§ Task
Each line of the material below should be reproduced exactly.

-=-=-

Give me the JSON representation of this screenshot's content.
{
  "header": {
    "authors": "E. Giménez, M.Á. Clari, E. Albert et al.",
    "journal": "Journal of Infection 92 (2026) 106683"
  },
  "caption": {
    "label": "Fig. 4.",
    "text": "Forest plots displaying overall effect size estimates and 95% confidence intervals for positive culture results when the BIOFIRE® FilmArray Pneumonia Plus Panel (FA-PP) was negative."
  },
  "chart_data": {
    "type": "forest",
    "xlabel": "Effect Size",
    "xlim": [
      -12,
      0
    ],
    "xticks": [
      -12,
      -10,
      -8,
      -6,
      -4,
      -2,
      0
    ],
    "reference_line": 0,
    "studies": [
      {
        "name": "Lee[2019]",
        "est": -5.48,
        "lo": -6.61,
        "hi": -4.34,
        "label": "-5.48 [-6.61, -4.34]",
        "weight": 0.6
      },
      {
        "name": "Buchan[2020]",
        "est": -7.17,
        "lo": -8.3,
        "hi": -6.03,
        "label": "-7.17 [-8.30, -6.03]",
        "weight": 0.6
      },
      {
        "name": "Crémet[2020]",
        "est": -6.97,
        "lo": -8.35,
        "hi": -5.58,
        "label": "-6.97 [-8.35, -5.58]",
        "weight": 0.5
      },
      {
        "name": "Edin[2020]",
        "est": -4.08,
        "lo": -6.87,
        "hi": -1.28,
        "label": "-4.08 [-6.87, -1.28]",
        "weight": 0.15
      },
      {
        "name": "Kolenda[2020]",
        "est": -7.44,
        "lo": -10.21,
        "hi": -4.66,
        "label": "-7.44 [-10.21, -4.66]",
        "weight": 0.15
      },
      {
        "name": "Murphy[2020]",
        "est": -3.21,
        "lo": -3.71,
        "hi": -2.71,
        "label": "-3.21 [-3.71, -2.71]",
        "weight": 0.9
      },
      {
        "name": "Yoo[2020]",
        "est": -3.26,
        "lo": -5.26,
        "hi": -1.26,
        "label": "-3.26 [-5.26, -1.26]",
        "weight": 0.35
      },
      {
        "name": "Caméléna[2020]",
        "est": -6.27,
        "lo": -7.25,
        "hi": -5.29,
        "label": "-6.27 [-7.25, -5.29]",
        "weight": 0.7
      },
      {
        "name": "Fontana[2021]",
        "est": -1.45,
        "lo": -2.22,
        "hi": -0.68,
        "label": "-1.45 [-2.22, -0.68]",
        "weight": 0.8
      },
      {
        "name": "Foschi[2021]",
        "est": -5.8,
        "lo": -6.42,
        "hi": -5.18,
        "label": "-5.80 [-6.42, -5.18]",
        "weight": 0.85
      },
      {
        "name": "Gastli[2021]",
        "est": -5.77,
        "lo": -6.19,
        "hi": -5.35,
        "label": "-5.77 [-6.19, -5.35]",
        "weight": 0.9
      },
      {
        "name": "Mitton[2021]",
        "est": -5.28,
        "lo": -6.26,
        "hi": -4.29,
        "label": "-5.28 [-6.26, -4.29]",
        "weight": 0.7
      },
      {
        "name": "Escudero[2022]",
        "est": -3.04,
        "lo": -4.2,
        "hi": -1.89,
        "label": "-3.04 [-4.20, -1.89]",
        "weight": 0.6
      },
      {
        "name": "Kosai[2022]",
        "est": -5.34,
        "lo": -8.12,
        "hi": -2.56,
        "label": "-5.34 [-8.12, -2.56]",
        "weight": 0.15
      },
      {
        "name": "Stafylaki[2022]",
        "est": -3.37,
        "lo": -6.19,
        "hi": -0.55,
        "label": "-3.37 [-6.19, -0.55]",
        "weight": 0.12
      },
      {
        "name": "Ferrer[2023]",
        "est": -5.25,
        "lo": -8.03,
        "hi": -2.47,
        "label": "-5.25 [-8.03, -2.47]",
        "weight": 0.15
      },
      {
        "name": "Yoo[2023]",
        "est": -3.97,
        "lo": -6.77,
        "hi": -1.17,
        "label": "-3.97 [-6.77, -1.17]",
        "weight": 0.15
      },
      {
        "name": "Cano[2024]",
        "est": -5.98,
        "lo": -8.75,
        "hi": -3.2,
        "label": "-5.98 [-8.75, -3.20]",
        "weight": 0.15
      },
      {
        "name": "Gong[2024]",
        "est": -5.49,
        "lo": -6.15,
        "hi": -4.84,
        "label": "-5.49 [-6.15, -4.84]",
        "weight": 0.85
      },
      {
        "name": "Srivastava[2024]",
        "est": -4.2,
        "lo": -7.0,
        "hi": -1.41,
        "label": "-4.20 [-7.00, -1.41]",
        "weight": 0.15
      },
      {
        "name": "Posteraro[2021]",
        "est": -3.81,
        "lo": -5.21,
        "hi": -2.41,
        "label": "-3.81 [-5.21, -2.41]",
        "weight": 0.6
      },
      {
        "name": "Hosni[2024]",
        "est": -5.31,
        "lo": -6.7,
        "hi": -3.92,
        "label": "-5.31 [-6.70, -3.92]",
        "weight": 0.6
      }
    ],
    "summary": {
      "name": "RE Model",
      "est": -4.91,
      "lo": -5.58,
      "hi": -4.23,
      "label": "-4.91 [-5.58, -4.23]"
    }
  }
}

-=-=-

§ The output
Give me the JSON representation of this screenshot's content.
{
  "header": {
    "authors": "E. Giménez, M.Á. Clari, E. Albert et al.",
    "journal": "Journal of Infection 92 (2026) 106683"
  },
  "caption": {
    "label": "Fig. 4.",
    "text": "Forest plots displaying overall effect size estimates and 95% confidence intervals for positive culture results when the BIOFIRE® FilmArray Pneumonia Plus Panel (FA-PP) was negative."
  },
  "chart_data": {
    "type": "forest",
    "xlabel": "Effect Size",
    "xlim": [
      -12,
      0
    ],
    "xticks": [
      -12,
      -10,
      -8,
      -6,
      -4,
      -2,
      0
    ],
    "reference_line": 0,
    "studies": [
      {
        "name": "Lee[2019]",
        "est": -5.48,
        "lo": -6.61,
        "hi": -4.34,
        "label": "-5.48 [-6.61, -4.34]",
        "weight": 0.6
      },
      {
        "name": "Buchan[2020]",
        "est": -7.17,
        "lo": -8.3,
        "hi": -6.03,
        "label": "-7.17 [-8.30, -6.03]",
        "weight": 0.6
      },
      {
        "name": "Crémet[2020]",
        "est": -6.97,
        "lo": -8.35,
        "hi": -5.58,
        "label": "-6.97 [-8.35, -5.58]",
        "weight": 0.5
      },
      {
        "name": "Edin[2020]",
        "est": -4.08,
        "lo": -6.87,
        "hi": -1.28,
        "label": "-4.08 [-6.87, -1.28]",
        "weight": 0.15
      },
      {
        "name": "Kolenda[2020]",
        "est": -7.44,
        "lo": -10.21,
        "hi": -4.66,
        "label": "-7.44 [-10.21, -4.66]",
        "weight": 0.15
      },
      {
        "name": "Murphy[2020]",
        "est": -3.21,
        "lo": -3.71,
        "hi": -2.71,
        "label": "-3.21 [-3.71, -2.71]",
        "weight": 0.9
      },
      {
        "name": "Yoo[2020]",
        "est": -3.26,
        "lo": -5.26,
        "hi": -1.26,
        "label": "-3.26 [-5.26, -1.26]",
        "weight": 0.35
      },
      {
        "name": "Caméléna[2020]",
        "est": -6.27,
        "lo": -7.25,
        "hi": -5.29,
        "label": "-6.27 [-7.25, -5.29]",
        "weight": 0.7
      },
      {
        "name": "Fontana[2021]",
        "est": -1.45,
        "lo": -2.22,
        "hi": -0.68,
        "label": "-1.45 [-2.22, -0.68]",
        "weight": 0.8
      },
      {
        "name": "Foschi[2021]",
        "est": -5.8,
        "lo": -6.42,
        "hi": -5.18,
        "label": "-5.80 [-6.42, -5.18]",
        "weight": 0.85
      },
      {
        "name": "Gastli[2021]",
        "est": -5.77,
        "lo": -6.19,
        "hi": -5.35,
        "label": "-5.77 [-6.19, -5.35]",
        "weight": 0.9
      },
      {
        "name": "Mitton[2021]",
        "est": -5.28,
        "lo": -6.26,
        "hi": -4.29,
        "label": "-5.28 [-6.26, -4.29]",
        "weight": 0.7
      },
      {
        "name": "Escudero[2022]",
        "est": -3.04,
        "lo": -4.2,
        "hi": -1.89,
        "label": "-3.04 [-4.20, -1.89]",
        "weight": 0.6
      },
      {
        "name": "Kosai[2022]",
        "est": -5.34,
        "lo": -8.12,
        "hi": -2.56,
        "label": "-5.34 [-8.12, -2.56]",
        "weight": 0.15
      },
      {
        "name": "Stafylaki[2022]",
        "est": -3.37,
        "lo": -6.19,
        "hi": -0.55,
        "label": "-3.37 [-6.19, -0.55]",
        "weight": 0.12
      },
      {
        "name": "Ferrer[2023]",
        "est": -5.25,
        "lo": -8.03,
        "hi": -2.47,
        "label": "-5.25 [-8.03, -2.47]",
        "weight": 0.15
      },
      {
        "name": "Yoo[2023]",
        "est": -3.97,
        "lo": -6.77,
        "hi": -1.17,
        "label": "-3.97 [-6.77, -1.17]",
        "weight": 0.15
      },
      {
        "name": "Cano[2024]",
        "est": -5.98,
        "lo": -8.75,
        "hi": -3.2,
        "label": "-5.98 [-8.75, -3.20]",
        "weight": 0.15
      },
      {
        "name": "Gong[2024]",
        "est": -5.49,
        "lo": -6.15,
        "hi": -4.84,
        "label": "-5.49 [-6.15, -4.84]",
        "weight": 0.85
      },
      {
        "name": "Srivastava[2024]",
        "est": -4.2,
        "lo": -7.0,
        "hi": -1.41,
        "label": "-4.20 [-7.00, -1.41]",
        "weight": 0.15
      },
      {
        "name": "Posteraro[2021]",
        "est": -3.81,
        "lo": -5.21,
        "hi": -2.41,
        "label": "-3.81 [-5.21, -2.41]",
        "weight": 0.6
      },
      {
        "name": "Hosni[2024]",
        "est": -5.31,
        "lo": -6.7,
        "hi": -3.92,
        "label": "-5.31 [-6.70, -3.92]",
        "weight": 0.6
      }
    ],
    "summary": {
      "name": "RE Model",
      "est": -4.91,
      "lo": -5.58,
      "hi": -4.23,
      "label": "-4.91 [-5.58, -4.23]"
    }
  }
}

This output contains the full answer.